>> Begin

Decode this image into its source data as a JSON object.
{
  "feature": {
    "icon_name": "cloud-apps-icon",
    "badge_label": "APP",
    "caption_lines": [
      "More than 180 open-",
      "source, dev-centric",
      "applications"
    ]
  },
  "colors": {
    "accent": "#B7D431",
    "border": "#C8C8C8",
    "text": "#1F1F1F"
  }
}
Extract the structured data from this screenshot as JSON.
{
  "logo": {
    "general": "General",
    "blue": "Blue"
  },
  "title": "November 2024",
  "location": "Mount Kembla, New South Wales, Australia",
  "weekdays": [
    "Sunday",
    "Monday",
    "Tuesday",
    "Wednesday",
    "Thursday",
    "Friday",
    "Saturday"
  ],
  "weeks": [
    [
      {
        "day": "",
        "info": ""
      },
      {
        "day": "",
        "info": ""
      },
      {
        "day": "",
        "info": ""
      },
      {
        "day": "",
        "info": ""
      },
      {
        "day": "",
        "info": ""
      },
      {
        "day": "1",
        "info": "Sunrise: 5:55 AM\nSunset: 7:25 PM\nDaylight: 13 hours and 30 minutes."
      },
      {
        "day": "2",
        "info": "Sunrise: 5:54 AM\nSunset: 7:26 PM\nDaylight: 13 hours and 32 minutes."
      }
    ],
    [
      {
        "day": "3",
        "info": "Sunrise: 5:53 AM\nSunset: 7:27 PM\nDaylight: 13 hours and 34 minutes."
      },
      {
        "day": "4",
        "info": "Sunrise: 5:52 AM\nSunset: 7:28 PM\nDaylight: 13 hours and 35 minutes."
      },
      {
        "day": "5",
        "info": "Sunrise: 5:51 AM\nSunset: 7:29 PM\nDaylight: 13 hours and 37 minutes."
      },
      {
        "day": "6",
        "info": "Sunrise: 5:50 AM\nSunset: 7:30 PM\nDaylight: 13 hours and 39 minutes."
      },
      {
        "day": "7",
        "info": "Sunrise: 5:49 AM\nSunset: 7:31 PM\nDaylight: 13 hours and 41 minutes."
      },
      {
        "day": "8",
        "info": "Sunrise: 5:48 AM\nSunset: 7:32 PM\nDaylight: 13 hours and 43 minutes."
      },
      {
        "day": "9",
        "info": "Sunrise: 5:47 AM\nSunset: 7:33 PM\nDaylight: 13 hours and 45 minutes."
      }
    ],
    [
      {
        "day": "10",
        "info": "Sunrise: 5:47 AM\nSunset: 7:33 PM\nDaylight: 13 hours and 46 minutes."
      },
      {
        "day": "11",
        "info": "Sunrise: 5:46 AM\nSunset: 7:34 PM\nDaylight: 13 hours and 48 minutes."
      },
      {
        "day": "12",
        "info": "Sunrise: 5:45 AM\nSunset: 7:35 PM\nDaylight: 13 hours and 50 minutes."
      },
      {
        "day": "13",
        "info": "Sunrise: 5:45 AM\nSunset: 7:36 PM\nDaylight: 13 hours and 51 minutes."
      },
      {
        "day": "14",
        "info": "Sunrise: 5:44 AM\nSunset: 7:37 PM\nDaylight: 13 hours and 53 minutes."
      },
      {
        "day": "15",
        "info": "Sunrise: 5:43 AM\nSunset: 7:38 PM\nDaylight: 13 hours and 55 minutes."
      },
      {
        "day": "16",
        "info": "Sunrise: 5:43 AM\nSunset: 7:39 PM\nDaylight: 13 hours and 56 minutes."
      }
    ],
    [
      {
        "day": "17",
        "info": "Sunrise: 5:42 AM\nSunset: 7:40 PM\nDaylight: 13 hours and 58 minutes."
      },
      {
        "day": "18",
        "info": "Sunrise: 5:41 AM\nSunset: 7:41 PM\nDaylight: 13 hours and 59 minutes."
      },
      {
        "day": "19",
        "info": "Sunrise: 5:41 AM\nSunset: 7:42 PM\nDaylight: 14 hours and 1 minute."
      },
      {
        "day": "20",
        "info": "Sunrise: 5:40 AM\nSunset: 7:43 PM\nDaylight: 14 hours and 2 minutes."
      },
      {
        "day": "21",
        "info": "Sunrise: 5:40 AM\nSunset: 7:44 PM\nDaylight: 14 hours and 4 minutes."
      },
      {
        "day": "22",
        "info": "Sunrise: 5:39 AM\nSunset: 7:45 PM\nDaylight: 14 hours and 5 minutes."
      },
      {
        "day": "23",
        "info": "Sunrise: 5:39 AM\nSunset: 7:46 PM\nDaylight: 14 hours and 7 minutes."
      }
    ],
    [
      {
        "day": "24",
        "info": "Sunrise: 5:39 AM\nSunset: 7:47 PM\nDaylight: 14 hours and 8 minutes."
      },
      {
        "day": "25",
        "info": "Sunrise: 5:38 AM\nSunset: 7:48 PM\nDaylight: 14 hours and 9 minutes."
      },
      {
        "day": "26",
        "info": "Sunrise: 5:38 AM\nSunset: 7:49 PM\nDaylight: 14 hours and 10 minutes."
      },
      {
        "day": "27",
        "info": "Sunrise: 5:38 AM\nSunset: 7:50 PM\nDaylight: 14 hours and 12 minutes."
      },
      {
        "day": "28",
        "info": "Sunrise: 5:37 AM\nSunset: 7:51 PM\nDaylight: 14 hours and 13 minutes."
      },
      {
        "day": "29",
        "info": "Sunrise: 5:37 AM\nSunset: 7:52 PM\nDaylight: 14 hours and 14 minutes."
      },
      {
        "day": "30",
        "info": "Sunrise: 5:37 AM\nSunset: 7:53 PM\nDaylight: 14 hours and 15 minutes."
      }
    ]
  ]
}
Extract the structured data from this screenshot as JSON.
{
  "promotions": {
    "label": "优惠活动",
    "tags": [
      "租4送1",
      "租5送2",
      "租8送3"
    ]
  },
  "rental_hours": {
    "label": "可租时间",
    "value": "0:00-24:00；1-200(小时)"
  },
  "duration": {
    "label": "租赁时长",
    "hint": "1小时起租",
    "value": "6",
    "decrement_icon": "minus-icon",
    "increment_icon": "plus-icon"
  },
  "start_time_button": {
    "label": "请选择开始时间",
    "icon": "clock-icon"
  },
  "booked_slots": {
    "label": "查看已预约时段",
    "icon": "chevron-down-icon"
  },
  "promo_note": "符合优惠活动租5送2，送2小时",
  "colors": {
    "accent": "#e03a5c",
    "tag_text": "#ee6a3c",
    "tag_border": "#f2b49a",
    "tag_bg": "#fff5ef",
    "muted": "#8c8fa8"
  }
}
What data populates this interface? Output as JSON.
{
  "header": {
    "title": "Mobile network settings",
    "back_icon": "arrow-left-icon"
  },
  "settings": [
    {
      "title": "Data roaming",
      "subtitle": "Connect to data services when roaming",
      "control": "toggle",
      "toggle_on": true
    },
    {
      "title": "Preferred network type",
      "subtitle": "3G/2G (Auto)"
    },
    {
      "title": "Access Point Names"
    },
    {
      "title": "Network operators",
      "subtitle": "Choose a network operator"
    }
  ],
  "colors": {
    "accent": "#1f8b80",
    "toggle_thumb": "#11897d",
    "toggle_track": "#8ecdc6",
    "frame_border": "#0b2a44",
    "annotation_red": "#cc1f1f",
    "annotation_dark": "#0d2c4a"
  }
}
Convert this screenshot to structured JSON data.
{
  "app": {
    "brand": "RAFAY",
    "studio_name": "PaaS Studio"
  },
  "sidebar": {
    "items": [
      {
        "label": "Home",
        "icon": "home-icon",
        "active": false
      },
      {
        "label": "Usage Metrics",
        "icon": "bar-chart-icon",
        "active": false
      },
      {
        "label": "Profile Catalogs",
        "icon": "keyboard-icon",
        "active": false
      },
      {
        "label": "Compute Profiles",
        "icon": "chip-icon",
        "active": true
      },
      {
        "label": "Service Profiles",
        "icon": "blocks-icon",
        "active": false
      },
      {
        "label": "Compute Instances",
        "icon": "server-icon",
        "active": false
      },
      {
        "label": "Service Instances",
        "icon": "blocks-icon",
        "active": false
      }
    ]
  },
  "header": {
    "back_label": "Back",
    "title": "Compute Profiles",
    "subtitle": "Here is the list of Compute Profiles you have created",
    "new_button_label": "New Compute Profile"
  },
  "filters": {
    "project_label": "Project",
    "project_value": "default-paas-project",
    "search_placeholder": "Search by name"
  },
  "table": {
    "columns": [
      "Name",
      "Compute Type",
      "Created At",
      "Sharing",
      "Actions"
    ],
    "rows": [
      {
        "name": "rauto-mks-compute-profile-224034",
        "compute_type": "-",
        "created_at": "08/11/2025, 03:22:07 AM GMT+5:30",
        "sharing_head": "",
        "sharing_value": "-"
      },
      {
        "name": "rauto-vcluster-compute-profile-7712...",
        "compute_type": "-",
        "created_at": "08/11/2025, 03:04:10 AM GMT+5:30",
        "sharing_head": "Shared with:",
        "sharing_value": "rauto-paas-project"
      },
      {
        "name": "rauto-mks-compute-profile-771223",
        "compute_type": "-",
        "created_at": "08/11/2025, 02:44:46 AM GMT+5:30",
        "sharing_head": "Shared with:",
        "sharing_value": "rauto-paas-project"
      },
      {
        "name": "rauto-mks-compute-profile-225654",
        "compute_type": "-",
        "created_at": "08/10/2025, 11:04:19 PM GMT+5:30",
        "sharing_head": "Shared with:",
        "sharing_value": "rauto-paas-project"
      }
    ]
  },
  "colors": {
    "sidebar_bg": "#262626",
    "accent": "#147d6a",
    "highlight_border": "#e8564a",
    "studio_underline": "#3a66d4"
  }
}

>> End

From the data above, show each line that contains "this".

**Answer to the exercise**
Decode this image into its source data as a JSON object.
Extract the structured data from this screenshot as JSON.
Extract the structured data from this screenshot as JSON.
What data populates this interface? Output as JSON.
Convert this screenshot to structured JSON data.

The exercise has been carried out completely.